→ Seite
* * * * *

Im Profilbereich "Wissen über Wissen" öffnen neue Förderangebote Räume zur Reflexion: Antje Tepperwien und Johanna Brumberg erläutern, wie die Stiftung dazu beitragen will, die Rahmenbedingungen für Forschung und Lehre zu verbessern.
Interview

Wissenschaftsforschung fördern – Veränderungen anstoßen

Beate Reinhold

Im Profilbereich "Wissen über Wissen" öffnen neue Förderangebote Räume zur Reflexion: Antje Tepperwien und Johanna Brumberg erläutern, wie die Stiftung dazu beitragen will, die Rahmenbedingungen für Forschung und Lehre zu verbessern.

Was hat die Stiftung dazu bewogen, mit dem Profilbereich "Wissen über Wissen" Möglichkeiten zu Veränderungen im Wissenschaftssystem zu eröffnen?

Antje Tepperwien: Die Entscheidung für diesen Profilbereich ist ein Ergebnis unseres Strategieprozesses, in dem wir intensiv die Frage diskutiert haben, in welchen Feldern sich die Stiftung künftig engagieren will. Als Wissenschaftsförderin verstehen wir es auch als unsere Aufgabe, dazu beizutragen, die Rahmenbedingungen für Forschung und Lehre zu verbessern. Darum möchten wir uns nun verstärkt kümmern. Wir wollen mehr Wissen über das Wissenschaftssystem und die Funktionsweisen von Wissenschaft generieren und auch praktische Veränderungen anstoßen. Das tun wir zum einen über die Unterstützung von "Pioniervorhaben", die auf strukturelle Veränderungen zielen, und zum anderen durch die Förderung von "Forschung über Wissenschaft".

Wissen wir in Deutschland zu wenig über Wissenschaft? 

Johanna Brumberg: Die Wissenschaftsforschung ist in Deutschland bereits jetzt breit aufgestellt. Doch die verschiedenen Communities, die Forschung über Wissenschaft betreiben, tauschen sich untereinander zum Teil noch wenig aus. Unser Interesse ist, dass sich aus einer eher fragmentierten Landschaft ein gemeinsames Feld entwickelt, in dem der interdisziplinäre Dialog eine große Rolle spielt. Gemeinsam definierte Fragen rund um das Wissenschaftssystem könnten zu interessanten neuen Antworten und auch zu methodischen Innovationen führen. Darin und in einer stärkeren Internationalisierung sehen wir viel Potential.

* * * * *

→ Angegebenes Ziel A
Entnimm den Einträgen die Zeilen unverändert: Beginne bei der Zeile, die „List all visible“ enthält, und höre nach der Zeile mit „repost-icon bbox=[243, 686, 254, 700]“ auf.

→ Einträge zur Übung
* * * * *

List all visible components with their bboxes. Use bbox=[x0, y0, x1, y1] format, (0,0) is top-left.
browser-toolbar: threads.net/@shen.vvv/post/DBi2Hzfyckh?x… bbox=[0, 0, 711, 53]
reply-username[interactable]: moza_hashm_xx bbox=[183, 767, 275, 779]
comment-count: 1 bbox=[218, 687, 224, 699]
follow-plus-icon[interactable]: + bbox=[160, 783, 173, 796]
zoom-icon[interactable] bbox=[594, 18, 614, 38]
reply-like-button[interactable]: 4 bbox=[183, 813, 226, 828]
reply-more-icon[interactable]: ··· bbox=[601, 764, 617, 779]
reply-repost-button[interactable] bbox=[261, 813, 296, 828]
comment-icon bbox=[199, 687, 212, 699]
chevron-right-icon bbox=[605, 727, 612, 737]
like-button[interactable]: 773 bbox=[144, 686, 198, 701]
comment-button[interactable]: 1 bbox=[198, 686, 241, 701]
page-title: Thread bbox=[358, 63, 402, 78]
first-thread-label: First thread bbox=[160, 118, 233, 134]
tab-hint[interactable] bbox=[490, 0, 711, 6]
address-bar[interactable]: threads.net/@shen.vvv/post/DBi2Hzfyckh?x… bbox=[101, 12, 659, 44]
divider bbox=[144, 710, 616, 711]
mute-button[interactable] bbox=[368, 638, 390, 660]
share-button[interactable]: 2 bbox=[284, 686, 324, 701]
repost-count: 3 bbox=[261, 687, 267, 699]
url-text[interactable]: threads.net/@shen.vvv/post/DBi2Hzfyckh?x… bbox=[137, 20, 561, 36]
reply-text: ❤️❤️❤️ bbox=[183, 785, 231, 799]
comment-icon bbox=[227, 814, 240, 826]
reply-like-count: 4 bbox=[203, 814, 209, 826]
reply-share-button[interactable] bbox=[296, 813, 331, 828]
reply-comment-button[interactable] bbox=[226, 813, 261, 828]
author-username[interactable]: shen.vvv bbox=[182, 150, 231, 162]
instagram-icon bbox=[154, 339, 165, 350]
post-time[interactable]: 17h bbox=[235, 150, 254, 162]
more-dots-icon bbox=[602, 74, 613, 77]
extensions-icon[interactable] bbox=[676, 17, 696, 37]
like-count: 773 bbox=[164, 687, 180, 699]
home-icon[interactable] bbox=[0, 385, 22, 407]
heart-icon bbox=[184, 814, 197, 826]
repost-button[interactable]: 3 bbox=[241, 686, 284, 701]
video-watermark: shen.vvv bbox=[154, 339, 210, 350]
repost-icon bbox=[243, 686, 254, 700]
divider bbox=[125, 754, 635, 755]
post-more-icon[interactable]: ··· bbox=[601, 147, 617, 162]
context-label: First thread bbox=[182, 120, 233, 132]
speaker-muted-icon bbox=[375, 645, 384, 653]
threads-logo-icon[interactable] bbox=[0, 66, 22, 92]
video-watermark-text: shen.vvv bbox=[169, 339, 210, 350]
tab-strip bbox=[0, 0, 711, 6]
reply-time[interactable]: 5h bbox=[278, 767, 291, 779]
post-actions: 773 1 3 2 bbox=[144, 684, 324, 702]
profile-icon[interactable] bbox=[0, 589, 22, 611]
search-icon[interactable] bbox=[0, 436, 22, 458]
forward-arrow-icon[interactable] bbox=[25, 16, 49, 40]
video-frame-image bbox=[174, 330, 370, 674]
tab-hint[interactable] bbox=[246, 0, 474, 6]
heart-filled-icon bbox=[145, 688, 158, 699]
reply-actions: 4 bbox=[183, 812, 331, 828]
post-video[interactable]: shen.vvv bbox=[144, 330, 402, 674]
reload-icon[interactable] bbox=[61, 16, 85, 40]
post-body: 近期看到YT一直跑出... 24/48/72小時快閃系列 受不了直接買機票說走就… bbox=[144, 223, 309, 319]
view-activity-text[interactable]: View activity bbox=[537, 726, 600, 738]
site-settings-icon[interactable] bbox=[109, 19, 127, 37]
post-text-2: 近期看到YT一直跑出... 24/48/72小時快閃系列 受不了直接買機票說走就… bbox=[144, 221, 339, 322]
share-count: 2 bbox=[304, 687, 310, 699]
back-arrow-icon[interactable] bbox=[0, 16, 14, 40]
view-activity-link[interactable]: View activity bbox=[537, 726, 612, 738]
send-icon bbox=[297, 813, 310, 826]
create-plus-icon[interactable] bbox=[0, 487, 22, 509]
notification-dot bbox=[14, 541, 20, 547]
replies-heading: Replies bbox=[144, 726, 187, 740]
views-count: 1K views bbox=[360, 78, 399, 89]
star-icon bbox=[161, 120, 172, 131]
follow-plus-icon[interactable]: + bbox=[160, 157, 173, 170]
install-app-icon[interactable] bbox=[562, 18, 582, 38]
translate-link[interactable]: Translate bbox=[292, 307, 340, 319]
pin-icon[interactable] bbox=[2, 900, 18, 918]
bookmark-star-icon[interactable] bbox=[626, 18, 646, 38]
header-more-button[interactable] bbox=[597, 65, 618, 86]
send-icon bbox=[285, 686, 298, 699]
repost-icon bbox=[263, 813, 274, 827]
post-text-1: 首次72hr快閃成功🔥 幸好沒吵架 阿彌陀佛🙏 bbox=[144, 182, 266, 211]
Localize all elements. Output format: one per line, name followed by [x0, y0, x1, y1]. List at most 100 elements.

* * * * *

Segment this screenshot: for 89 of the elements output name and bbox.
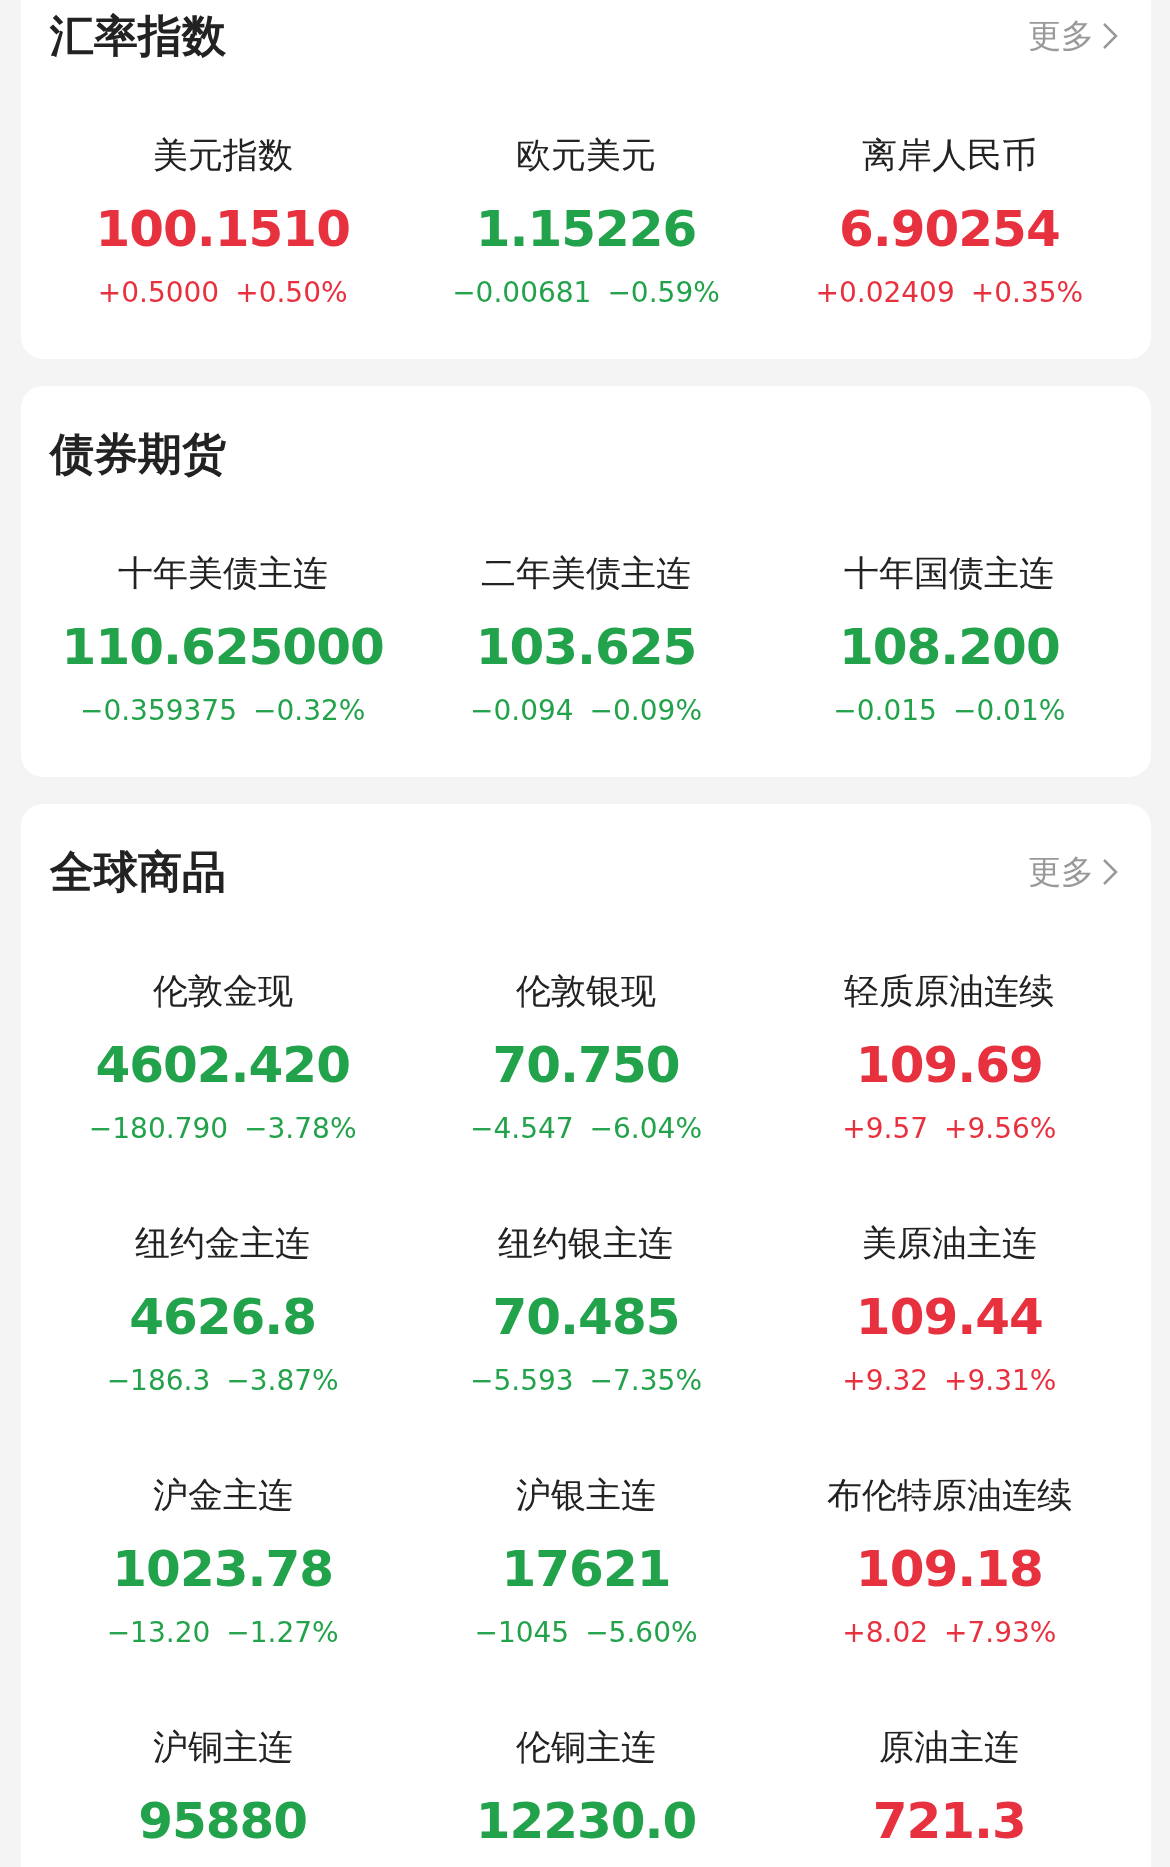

* * * * *

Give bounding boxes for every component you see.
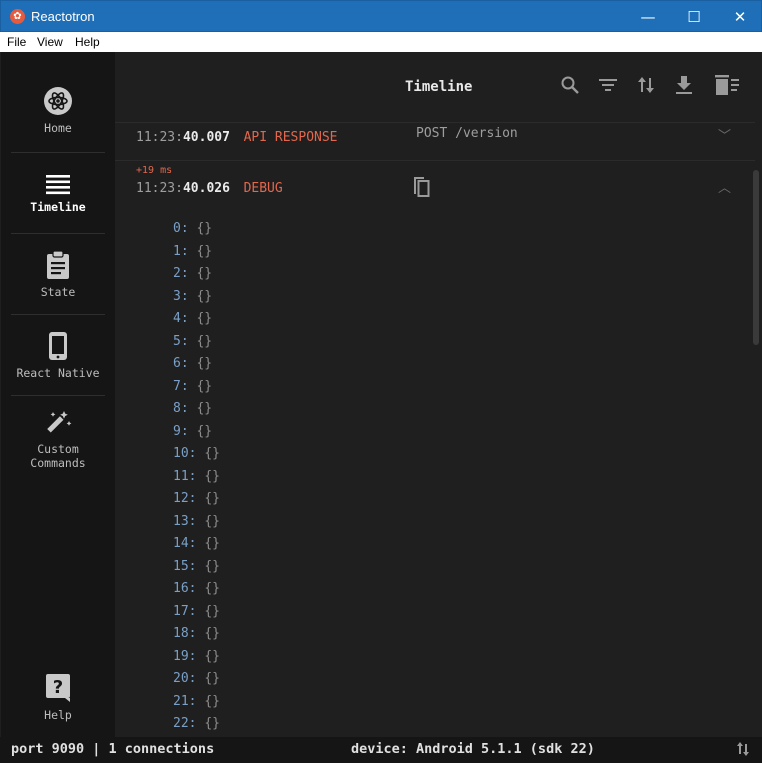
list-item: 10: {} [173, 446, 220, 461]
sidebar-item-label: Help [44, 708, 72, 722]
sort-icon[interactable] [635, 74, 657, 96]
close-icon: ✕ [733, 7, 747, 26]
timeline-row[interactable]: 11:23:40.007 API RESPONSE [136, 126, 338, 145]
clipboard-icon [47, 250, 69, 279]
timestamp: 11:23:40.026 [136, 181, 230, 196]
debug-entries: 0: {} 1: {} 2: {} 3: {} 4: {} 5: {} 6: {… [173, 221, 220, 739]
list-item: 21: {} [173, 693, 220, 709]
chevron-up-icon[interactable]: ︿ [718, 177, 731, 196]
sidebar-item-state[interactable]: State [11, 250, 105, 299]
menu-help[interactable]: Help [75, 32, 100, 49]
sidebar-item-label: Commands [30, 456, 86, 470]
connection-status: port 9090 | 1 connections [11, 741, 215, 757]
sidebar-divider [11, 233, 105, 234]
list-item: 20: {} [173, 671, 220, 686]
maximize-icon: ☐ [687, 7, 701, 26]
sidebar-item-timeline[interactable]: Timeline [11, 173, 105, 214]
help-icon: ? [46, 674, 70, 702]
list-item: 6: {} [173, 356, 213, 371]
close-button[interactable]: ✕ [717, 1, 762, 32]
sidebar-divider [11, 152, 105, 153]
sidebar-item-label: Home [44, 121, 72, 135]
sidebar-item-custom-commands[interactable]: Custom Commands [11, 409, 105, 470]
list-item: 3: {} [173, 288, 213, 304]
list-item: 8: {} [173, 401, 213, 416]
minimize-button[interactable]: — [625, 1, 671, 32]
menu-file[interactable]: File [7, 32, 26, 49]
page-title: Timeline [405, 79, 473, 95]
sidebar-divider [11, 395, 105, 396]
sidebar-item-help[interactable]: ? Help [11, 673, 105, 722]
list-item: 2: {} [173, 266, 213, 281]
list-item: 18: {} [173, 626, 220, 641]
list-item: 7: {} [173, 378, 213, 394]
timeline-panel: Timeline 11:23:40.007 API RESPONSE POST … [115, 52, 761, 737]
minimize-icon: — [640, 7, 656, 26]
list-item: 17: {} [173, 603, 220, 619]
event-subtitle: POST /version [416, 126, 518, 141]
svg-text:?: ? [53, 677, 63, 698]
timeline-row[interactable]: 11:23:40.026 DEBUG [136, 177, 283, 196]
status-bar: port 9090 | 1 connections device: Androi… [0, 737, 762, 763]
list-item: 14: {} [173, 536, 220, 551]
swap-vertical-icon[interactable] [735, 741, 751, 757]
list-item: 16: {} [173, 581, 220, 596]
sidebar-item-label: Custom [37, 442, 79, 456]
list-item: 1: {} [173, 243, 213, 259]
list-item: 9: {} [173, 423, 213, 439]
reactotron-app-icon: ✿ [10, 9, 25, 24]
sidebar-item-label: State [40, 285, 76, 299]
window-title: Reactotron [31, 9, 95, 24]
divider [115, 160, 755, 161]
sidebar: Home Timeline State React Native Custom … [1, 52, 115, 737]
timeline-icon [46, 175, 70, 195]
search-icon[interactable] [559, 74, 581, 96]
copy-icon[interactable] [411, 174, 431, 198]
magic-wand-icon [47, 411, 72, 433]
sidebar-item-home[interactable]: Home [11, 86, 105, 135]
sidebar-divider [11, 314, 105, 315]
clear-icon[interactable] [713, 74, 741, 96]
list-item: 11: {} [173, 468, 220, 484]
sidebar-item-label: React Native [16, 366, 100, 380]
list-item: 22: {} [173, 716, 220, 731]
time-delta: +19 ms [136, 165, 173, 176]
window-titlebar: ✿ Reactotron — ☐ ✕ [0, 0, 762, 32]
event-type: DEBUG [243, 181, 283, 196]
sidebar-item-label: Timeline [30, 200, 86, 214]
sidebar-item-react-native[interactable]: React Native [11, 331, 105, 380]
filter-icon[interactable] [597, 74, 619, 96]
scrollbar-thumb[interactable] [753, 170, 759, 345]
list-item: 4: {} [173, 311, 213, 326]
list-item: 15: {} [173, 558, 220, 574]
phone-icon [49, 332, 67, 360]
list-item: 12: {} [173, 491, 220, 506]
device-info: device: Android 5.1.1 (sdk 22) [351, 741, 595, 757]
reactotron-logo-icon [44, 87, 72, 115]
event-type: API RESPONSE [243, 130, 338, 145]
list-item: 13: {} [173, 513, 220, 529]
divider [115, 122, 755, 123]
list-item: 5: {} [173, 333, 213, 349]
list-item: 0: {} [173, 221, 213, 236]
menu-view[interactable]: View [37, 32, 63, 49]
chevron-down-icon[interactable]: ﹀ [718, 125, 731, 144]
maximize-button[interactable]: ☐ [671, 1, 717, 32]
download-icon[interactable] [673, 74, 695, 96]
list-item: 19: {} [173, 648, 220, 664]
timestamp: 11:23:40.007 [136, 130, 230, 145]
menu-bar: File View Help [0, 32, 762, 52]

* * * * *

→ Angegebenes Ziel B
Schreibe das Interview über die Förderung der Wissenschaftsforschung im Anschluss an seinen letzten Satz weiter.

→ Richtige Antwort A
List all visible components with their bboxes. Use bbox=[x0, y0, x1, y1] format, (0,0) is top-left.
browser-toolbar: threads.net/@shen.vvv/post/DBi2Hzfyckh?x… bbox=[0, 0, 711, 53]
reply-username[interactable]: moza_hashm_xx bbox=[183, 767, 275, 779]
comment-count: 1 bbox=[218, 687, 224, 699]
follow-plus-icon[interactable]: + bbox=[160, 783, 173, 796]
zoom-icon[interactable] bbox=[594, 18, 614, 38]
reply-like-button[interactable]: 4 bbox=[183, 813, 226, 828]
reply-more-icon[interactable]: ··· bbox=[601, 764, 617, 779]
reply-repost-button[interactable] bbox=[261, 813, 296, 828]
comment-icon bbox=[199, 687, 212, 699]
chevron-right-icon bbox=[605, 727, 612, 737]
like-button[interactable]: 773 bbox=[144, 686, 198, 701]
comment-button[interactable]: 1 bbox=[198, 686, 241, 701]
page-title: Thread bbox=[358, 63, 402, 78]
first-thread-label: First thread bbox=[160, 118, 233, 134]
tab-hint[interactable] bbox=[490, 0, 711, 6]
address-bar[interactable]: threads.net/@shen.vvv/post/DBi2Hzfyckh?x… bbox=[101, 12, 659, 44]
divider bbox=[144, 710, 616, 711]
mute-button[interactable] bbox=[368, 638, 390, 660]
share-button[interactable]: 2 bbox=[284, 686, 324, 701]
repost-count: 3 bbox=[261, 687, 267, 699]
url-text[interactable]: threads.net/@shen.vvv/post/DBi2Hzfyckh?x… bbox=[137, 20, 561, 36]
reply-text: ❤️❤️❤️ bbox=[183, 785, 231, 799]
comment-icon bbox=[227, 814, 240, 826]
reply-like-count: 4 bbox=[203, 814, 209, 826]
reply-share-button[interactable] bbox=[296, 813, 331, 828]
reply-comment-button[interactable] bbox=[226, 813, 261, 828]
author-username[interactable]: shen.vvv bbox=[182, 150, 231, 162]
instagram-icon bbox=[154, 339, 165, 350]
post-time[interactable]: 17h bbox=[235, 150, 254, 162]
more-dots-icon bbox=[602, 74, 613, 77]
extensions-icon[interactable] bbox=[676, 17, 696, 37]
like-count: 773 bbox=[164, 687, 180, 699]
home-icon[interactable] bbox=[0, 385, 22, 407]
heart-icon bbox=[184, 814, 197, 826]
repost-button[interactable]: 3 bbox=[241, 686, 284, 701]
video-watermark: shen.vvv bbox=[154, 339, 210, 350]
repost-icon bbox=[243, 686, 254, 700]

→ Richtige Antwort B
Antje Tepperwien: Ich würde das gerne unterstreichen. Mit unserem Förderangebot "Forschung über Wissenschaft" haben wir vor allem zwei Stoßrichtungen im Blick: Verknüpfung von Methoden und Intensivierung internationaler Kooperationen. So wollen wir etwa unterstützen, dass methodische oder thematische Impulse, die im Ausland vielleicht schon deutlicher zu erkennen sind, auch hier aufgegriffen werden. So wird es im Rahmen der für diesen Sommer geplanten Ausschreibung von Kooperationsprojekten auch möglich sein, mit internationalen Partner:innen zusammenzuarbeiten und entsprechende Mittel zu beantragen.

Welche inhaltlichen Desiderate sehen Sie, welchen Bereichen sollte sich die Wissenschaftsforschung besonders widmen?

Antje Tepperwien: Es gibt eine Vielzahl von spannenden Themen, die sich oft auch gegenseitig bedingen. Hier zu priorisieren und zu fokussieren, ist eine Herausforderung. Wir wollen gemeinsam mit der Community erarbeiten, was die drängendsten Forschungsfragen sind.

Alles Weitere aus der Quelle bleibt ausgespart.